§ Task statement:
Across the listing below, count the lines that mention the string "this". Reply with the figure only.
•••
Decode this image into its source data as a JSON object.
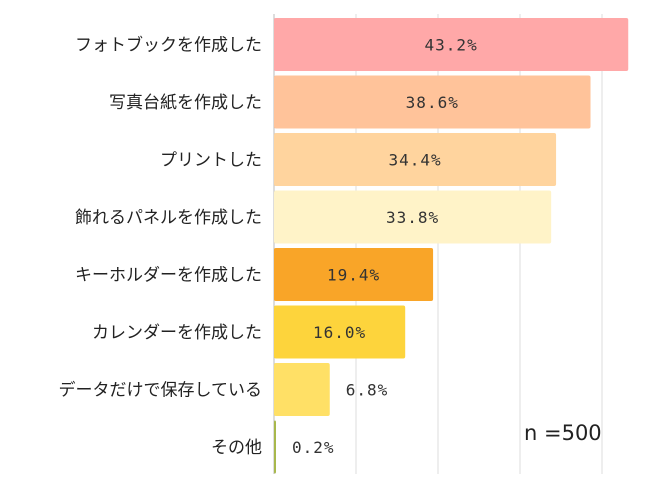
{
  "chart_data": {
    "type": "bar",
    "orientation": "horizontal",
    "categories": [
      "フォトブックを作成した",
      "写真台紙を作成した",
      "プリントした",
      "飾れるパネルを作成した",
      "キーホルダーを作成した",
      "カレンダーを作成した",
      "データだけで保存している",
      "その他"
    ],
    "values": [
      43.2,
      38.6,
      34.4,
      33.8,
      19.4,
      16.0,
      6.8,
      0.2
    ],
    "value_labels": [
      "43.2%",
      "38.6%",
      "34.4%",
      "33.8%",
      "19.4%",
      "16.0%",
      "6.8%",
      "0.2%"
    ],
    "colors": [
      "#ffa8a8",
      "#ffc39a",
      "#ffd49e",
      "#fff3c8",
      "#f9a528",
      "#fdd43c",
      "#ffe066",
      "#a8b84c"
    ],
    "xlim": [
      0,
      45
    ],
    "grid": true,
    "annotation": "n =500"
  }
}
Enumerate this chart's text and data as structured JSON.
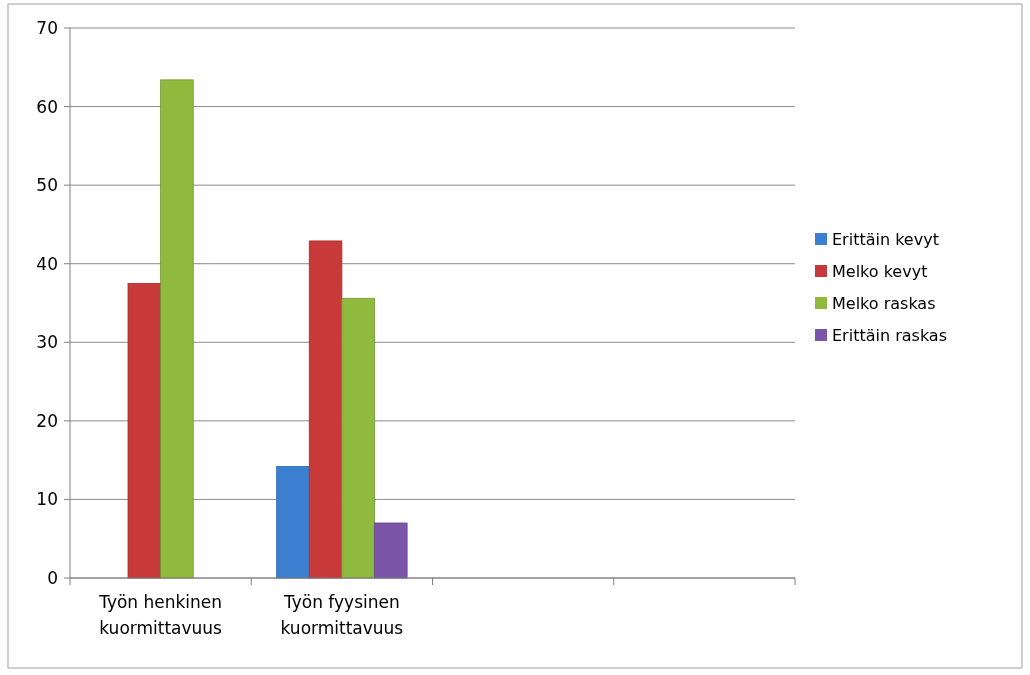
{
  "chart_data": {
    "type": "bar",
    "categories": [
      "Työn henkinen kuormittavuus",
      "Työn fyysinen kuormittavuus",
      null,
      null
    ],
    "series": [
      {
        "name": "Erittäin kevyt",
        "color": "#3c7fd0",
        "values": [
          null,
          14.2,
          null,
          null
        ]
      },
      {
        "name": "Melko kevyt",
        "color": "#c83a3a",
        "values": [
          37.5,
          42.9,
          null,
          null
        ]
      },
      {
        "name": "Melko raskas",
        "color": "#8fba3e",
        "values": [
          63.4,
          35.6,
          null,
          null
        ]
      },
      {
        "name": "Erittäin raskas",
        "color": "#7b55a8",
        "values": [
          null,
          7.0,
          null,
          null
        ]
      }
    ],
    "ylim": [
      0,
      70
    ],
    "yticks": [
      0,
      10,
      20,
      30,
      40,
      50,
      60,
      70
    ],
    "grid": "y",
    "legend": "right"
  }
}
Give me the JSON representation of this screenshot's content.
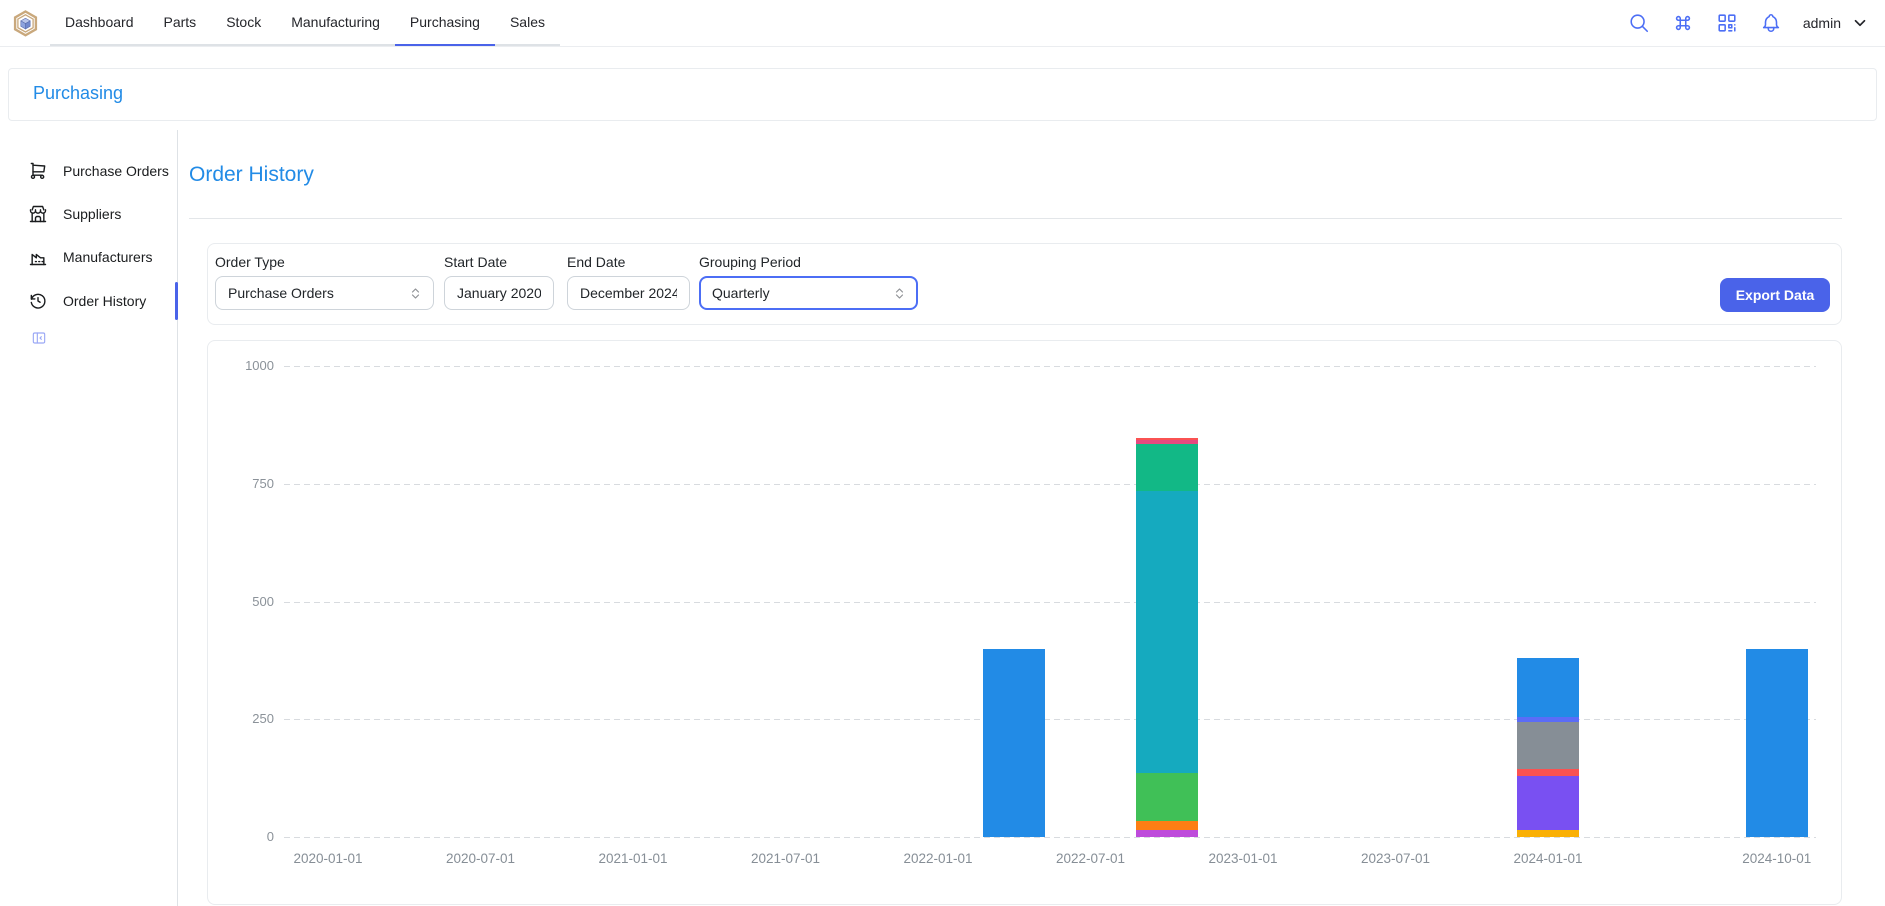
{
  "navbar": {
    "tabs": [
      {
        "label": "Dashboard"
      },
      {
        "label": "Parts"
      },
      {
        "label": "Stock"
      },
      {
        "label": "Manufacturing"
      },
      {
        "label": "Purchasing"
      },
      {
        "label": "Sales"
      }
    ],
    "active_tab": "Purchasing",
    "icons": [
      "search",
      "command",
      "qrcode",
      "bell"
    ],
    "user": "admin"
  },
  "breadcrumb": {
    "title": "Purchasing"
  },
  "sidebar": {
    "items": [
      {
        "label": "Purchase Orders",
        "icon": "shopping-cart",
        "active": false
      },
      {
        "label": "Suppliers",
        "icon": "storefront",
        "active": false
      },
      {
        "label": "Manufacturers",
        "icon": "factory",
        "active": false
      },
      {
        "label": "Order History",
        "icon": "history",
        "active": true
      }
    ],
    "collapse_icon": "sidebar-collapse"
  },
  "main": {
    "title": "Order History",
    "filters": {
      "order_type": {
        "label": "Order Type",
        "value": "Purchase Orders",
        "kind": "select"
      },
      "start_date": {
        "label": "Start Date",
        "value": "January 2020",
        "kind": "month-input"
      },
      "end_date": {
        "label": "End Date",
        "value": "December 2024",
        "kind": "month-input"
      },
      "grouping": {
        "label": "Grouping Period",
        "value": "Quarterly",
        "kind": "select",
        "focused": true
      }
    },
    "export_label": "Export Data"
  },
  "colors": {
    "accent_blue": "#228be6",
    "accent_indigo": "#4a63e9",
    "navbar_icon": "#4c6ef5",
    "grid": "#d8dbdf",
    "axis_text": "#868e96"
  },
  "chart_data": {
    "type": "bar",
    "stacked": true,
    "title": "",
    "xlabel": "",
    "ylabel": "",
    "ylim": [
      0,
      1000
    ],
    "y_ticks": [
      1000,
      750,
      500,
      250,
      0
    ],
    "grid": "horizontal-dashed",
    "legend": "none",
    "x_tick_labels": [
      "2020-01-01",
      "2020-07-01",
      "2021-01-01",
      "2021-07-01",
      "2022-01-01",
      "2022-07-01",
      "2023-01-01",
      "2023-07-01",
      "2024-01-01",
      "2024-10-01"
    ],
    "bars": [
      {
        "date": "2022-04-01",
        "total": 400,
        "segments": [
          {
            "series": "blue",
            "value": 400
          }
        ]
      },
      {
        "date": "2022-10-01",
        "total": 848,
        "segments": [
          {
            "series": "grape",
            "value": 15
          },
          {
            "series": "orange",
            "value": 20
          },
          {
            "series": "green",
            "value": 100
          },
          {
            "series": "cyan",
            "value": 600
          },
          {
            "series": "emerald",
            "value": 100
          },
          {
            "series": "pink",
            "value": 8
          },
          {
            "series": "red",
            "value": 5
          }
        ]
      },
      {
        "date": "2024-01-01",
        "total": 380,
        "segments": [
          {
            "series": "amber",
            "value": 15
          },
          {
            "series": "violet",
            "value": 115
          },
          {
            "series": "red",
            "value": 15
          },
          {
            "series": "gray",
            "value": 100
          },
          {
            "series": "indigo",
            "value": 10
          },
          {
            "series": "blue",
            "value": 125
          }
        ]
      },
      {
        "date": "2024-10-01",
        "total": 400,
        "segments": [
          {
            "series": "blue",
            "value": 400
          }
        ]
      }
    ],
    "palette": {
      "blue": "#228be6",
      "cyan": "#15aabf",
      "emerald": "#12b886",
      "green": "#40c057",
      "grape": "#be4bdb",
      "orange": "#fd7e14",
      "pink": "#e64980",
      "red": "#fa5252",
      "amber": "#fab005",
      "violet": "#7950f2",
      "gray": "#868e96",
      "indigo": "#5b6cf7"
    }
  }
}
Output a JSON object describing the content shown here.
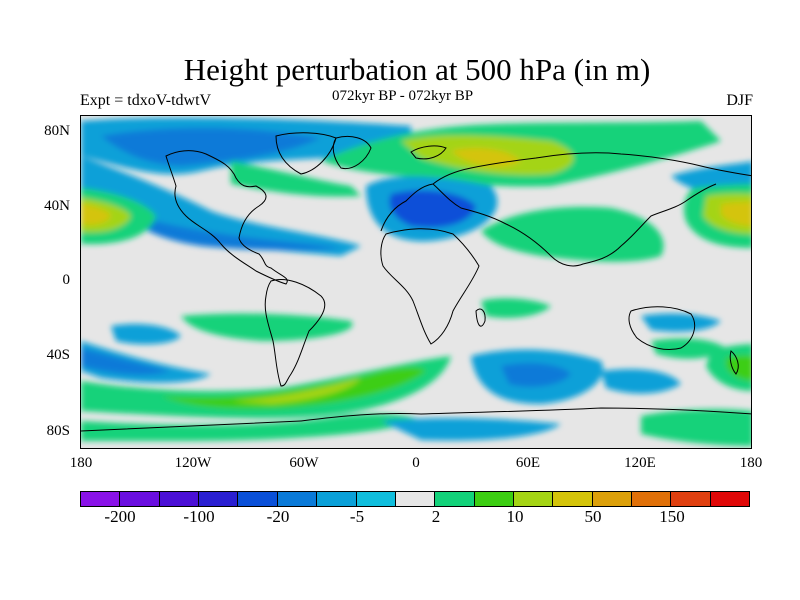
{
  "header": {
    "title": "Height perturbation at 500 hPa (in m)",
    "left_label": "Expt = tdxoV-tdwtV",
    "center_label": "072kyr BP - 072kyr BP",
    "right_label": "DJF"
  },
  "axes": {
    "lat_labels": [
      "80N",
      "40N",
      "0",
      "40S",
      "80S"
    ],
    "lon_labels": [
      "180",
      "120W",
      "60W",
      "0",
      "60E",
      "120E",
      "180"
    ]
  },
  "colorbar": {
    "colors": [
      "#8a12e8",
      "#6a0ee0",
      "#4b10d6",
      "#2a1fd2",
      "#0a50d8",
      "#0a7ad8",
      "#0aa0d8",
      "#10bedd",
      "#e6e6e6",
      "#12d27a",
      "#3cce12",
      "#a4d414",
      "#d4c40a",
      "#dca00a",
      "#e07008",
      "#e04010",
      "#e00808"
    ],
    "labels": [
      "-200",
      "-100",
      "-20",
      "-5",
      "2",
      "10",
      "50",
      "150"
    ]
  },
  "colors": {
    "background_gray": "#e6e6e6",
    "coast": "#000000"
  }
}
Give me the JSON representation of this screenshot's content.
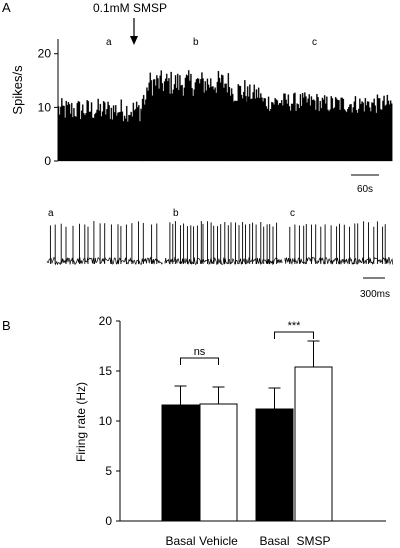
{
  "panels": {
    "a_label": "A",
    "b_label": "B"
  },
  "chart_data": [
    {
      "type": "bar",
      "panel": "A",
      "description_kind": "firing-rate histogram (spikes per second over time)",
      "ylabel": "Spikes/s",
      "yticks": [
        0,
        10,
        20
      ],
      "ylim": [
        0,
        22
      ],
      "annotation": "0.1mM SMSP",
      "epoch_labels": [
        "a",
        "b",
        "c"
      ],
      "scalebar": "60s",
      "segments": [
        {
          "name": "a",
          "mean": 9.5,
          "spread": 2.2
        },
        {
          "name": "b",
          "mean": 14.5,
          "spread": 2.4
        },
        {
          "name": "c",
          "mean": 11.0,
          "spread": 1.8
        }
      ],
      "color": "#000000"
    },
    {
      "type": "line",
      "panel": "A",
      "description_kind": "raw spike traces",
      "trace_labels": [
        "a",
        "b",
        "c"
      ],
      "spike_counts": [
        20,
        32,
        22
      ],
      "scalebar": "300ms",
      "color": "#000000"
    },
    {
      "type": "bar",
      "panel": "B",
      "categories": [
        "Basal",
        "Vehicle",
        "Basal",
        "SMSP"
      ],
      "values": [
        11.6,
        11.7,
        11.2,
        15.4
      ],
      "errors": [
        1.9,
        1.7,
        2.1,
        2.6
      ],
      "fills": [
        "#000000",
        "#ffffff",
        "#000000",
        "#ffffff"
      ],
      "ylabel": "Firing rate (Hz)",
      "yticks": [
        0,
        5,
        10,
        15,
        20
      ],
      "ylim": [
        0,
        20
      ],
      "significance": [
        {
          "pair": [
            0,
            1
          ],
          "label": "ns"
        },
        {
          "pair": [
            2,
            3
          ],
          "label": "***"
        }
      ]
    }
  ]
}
•••
§ Output of the task:
4